Records for this exercise
--- --- ---

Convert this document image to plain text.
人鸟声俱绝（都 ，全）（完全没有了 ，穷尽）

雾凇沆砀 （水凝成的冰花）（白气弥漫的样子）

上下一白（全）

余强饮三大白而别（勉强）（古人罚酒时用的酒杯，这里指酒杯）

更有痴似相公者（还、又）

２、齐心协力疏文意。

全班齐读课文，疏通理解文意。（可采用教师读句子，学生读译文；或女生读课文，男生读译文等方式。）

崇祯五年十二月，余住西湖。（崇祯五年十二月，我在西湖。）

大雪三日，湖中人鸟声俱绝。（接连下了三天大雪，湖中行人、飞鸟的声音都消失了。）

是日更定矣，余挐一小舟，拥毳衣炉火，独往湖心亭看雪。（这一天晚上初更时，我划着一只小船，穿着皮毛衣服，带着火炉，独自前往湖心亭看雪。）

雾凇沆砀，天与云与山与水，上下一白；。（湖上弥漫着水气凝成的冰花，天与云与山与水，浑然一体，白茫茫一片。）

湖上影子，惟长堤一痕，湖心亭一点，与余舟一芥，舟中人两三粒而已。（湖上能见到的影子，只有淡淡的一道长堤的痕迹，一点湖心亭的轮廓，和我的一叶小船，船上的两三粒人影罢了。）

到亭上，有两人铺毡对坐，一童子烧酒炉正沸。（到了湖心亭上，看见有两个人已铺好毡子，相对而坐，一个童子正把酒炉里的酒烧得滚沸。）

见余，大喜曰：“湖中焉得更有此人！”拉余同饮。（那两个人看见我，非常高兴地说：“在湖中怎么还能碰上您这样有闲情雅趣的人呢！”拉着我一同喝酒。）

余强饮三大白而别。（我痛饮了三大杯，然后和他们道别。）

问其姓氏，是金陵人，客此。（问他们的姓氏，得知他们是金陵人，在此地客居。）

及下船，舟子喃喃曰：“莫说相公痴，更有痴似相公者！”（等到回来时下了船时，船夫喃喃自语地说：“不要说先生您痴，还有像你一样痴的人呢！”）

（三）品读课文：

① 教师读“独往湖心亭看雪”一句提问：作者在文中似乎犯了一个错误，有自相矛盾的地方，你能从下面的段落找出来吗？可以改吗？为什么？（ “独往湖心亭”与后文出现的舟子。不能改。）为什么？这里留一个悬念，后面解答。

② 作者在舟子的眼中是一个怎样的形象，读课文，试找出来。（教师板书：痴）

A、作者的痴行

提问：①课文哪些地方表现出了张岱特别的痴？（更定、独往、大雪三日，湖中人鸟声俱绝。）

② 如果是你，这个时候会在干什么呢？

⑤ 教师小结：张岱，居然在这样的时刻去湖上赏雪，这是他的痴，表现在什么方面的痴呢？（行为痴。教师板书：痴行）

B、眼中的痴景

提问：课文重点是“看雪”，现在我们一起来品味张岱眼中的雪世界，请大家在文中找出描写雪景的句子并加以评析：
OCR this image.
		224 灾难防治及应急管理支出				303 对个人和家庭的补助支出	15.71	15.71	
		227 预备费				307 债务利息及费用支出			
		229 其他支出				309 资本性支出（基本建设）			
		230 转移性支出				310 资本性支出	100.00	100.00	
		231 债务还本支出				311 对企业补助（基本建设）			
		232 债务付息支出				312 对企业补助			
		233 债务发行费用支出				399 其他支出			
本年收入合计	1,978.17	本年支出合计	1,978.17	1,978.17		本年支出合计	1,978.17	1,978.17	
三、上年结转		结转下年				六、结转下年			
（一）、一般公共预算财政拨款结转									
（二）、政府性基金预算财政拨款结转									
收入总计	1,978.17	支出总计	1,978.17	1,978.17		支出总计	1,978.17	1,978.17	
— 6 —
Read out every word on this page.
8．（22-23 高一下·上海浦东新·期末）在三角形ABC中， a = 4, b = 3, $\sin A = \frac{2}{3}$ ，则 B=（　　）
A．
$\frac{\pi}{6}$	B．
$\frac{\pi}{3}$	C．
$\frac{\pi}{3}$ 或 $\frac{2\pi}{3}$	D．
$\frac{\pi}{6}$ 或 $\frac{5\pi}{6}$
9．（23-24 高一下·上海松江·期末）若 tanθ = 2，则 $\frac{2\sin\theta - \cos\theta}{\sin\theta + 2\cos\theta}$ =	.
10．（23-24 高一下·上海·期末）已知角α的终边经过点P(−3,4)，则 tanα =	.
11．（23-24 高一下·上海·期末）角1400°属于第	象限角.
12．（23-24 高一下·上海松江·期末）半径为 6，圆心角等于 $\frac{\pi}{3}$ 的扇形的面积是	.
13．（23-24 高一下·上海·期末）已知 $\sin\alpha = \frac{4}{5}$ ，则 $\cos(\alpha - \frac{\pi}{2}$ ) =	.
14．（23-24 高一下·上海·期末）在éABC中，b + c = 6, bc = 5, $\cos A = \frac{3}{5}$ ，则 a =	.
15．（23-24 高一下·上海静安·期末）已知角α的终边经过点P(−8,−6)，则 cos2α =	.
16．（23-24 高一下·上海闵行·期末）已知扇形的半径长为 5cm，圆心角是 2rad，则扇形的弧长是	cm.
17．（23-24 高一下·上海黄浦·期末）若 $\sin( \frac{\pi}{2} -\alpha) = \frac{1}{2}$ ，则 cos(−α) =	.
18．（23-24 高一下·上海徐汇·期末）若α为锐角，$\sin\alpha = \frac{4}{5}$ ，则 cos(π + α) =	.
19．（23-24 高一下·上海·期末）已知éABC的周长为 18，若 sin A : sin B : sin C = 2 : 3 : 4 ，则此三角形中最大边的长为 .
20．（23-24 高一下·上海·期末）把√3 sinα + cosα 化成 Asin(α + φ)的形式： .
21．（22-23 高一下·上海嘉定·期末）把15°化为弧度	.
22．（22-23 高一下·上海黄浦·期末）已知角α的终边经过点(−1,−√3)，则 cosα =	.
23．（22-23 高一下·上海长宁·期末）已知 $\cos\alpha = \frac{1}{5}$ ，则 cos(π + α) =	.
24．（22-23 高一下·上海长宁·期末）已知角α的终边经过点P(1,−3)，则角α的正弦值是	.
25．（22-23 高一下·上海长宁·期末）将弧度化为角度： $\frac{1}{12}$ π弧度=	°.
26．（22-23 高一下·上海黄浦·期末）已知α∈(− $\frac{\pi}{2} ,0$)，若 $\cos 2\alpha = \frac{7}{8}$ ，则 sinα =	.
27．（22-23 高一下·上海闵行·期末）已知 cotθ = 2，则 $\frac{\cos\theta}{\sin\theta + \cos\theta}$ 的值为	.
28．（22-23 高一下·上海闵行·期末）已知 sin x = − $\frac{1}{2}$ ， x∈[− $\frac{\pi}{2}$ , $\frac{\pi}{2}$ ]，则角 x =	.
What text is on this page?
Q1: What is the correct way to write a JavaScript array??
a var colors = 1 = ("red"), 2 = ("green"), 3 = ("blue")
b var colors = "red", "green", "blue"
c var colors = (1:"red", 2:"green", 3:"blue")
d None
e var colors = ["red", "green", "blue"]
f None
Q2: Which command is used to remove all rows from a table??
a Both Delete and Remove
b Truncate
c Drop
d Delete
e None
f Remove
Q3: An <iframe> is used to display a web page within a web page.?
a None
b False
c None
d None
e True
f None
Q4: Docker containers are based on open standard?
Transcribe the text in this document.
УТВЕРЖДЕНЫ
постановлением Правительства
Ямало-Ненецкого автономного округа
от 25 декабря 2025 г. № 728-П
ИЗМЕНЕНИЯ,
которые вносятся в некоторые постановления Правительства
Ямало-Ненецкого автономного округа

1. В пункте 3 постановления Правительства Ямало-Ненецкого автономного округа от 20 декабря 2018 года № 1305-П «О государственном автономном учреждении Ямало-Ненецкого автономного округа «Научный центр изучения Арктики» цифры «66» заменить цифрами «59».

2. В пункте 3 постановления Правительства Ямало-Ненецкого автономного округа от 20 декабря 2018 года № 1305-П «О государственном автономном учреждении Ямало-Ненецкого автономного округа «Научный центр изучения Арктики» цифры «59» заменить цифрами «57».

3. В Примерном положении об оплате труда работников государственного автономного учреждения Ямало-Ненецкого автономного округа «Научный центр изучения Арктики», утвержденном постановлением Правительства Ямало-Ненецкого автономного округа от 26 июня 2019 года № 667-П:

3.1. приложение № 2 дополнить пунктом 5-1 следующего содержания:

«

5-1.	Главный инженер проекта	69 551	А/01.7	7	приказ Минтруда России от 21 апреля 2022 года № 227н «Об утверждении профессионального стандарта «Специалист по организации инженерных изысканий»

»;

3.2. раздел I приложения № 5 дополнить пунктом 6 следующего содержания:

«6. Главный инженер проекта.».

--- --- ---

Prompt
Look through the material and copy each line that has "page".

Correct result
Read out every word on this page.
What text is on this page?
Q3: An <iframe> is used to display a web page within a web page.?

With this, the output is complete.